=== INSTRUCTION ===
Will you transcribe all the entries word for word, skipping the pictures they hold?
## BEGIN MATERIAL PROVIDED
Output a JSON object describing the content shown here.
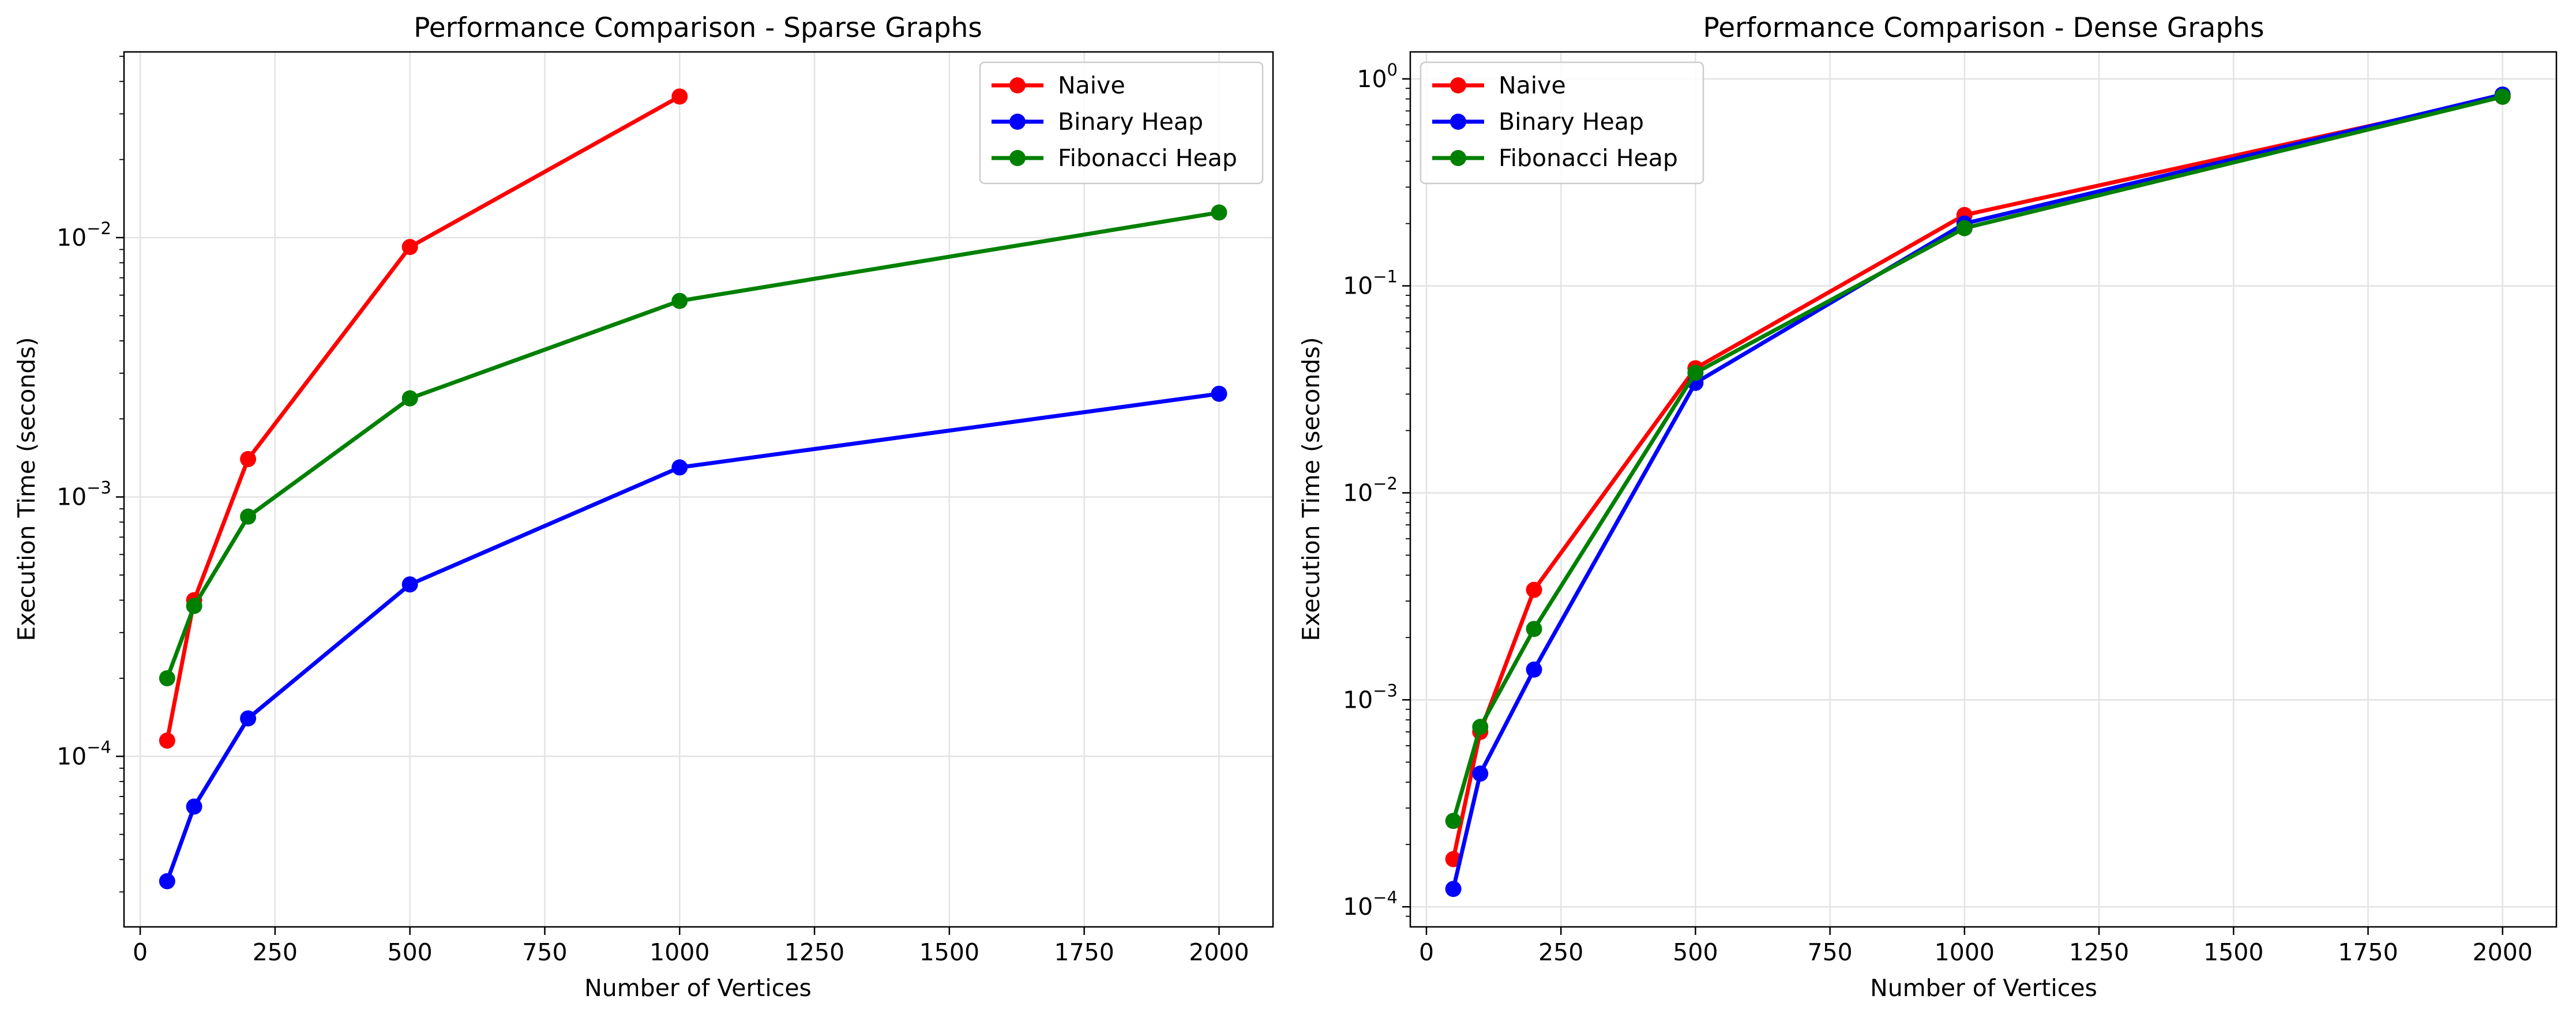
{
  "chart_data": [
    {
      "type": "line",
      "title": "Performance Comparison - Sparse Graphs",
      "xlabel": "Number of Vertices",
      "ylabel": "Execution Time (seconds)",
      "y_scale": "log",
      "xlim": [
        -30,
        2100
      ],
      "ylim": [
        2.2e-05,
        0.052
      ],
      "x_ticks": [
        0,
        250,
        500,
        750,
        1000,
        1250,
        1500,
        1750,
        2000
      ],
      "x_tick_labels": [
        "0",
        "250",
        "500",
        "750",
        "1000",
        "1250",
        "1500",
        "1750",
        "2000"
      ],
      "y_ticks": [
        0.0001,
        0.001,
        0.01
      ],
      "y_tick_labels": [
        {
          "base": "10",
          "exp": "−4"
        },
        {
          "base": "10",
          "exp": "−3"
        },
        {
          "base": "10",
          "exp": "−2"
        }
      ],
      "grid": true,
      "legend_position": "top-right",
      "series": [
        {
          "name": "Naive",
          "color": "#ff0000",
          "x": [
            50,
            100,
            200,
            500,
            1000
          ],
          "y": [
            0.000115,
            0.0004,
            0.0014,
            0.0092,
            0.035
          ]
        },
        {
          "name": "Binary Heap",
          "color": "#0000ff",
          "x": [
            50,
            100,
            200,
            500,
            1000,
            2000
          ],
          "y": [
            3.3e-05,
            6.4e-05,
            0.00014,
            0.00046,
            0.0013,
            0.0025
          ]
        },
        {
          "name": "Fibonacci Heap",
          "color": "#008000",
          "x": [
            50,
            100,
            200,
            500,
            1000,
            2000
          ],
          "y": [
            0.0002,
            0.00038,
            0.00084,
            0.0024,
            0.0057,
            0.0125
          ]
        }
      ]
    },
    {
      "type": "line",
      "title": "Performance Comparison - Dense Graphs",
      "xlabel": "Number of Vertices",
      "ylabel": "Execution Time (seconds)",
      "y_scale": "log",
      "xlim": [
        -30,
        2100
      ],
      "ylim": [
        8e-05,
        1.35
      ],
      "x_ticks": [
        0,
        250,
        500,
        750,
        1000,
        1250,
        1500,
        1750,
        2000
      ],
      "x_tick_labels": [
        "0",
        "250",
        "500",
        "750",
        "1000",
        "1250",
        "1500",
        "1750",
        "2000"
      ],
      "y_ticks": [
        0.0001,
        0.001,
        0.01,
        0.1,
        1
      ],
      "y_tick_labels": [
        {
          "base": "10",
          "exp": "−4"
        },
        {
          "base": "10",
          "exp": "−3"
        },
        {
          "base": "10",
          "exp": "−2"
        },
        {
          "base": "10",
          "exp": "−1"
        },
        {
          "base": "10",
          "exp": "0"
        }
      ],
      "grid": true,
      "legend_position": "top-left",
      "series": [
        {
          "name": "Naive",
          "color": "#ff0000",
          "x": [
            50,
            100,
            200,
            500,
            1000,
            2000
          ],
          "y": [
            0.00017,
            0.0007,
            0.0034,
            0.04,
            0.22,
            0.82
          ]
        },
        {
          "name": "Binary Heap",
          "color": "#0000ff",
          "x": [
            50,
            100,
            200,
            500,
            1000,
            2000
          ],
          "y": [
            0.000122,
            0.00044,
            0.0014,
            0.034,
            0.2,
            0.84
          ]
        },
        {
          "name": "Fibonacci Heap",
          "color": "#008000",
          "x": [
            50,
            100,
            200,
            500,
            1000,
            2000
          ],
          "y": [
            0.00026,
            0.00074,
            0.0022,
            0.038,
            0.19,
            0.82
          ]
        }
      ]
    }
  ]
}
## END MATERIAL PROVIDED
=== WRITTEN ANSWER ===
Output a JSON object describing the content shown here.
{
  "chart_data": [
    {
      "type": "line",
      "title": "Performance Comparison - Sparse Graphs",
      "xlabel": "Number of Vertices",
      "ylabel": "Execution Time (seconds)",
      "y_scale": "log",
      "xlim": [
        -30,
        2100
      ],
      "ylim": [
        2.2e-05,
        0.052
      ],
      "x_ticks": [
        0,
        250,
        500,
        750,
        1000,
        1250,
        1500,
        1750,
        2000
      ],
      "x_tick_labels": [
        "0",
        "250",
        "500",
        "750",
        "1000",
        "1250",
        "1500",
        "1750",
        "2000"
      ],
      "y_ticks": [
        0.0001,
        0.001,
        0.01
      ],
      "y_tick_labels": [
        {
          "base": "10",
          "exp": "−4"
        },
        {
          "base": "10",
          "exp": "−3"
        },
        {
          "base": "10",
          "exp": "−2"
        }
      ],
      "grid": true,
      "legend_position": "top-right",
      "series": [
        {
          "name": "Naive",
          "color": "#ff0000",
          "x": [
            50,
            100,
            200,
            500,
            1000
          ],
          "y": [
            0.000115,
            0.0004,
            0.0014,
            0.0092,
            0.035
          ]
        },
        {
          "name": "Binary Heap",
          "color": "#0000ff",
          "x": [
            50,
            100,
            200,
            500,
            1000,
            2000
          ],
          "y": [
            3.3e-05,
            6.4e-05,
            0.00014,
            0.00046,
            0.0013,
            0.0025
          ]
        },
        {
          "name": "Fibonacci Heap",
          "color": "#008000",
          "x": [
            50,
            100,
            200,
            500,
            1000,
            2000
          ],
          "y": [
            0.0002,
            0.00038,
            0.00084,
            0.0024,
            0.0057,
            0.0125
          ]
        }
      ]
    },
    {
      "type": "line",
      "title": "Performance Comparison - Dense Graphs",
      "xlabel": "Number of Vertices",
      "ylabel": "Execution Time (seconds)",
      "y_scale": "log",
      "xlim": [
        -30,
        2100
      ],
      "ylim": [
        8e-05,
        1.35
      ],
      "x_ticks": [
        0,
        250,
        500,
        750,
        1000,
        1250,
        1500,
        1750,
        2000
      ],
      "x_tick_labels": [
        "0",
        "250",
        "500",
        "750",
        "1000",
        "1250",
        "1500",
        "1750",
        "2000"
      ],
      "y_ticks": [
        0.0001,
        0.001,
        0.01,
        0.1,
        1
      ],
      "y_tick_labels": [
        {
          "base": "10",
          "exp": "−4"
        },
        {
          "base": "10",
          "exp": "−3"
        },
        {
          "base": "10",
          "exp": "−2"
        },
        {
          "base": "10",
          "exp": "−1"
        },
        {
          "base": "10",
          "exp": "0"
        }
      ],
      "grid": true,
      "legend_position": "top-left",
      "series": [
        {
          "name": "Naive",
          "color": "#ff0000",
          "x": [
            50,
            100,
            200,
            500,
            1000,
            2000
          ],
          "y": [
            0.00017,
            0.0007,
            0.0034,
            0.04,
            0.22,
            0.82
          ]
        },
        {
          "name": "Binary Heap",
          "color": "#0000ff",
          "x": [
            50,
            100,
            200,
            500,
            1000,
            2000
          ],
          "y": [
            0.000122,
            0.00044,
            0.0014,
            0.034,
            0.2,
            0.84
          ]
        },
        {
          "name": "Fibonacci Heap",
          "color": "#008000",
          "x": [
            50,
            100,
            200,
            500,
            1000,
            2000
          ],
          "y": [
            0.00026,
            0.00074,
            0.0022,
            0.038,
            0.19,
            0.82
          ]
        }
      ]
    }
  ]
}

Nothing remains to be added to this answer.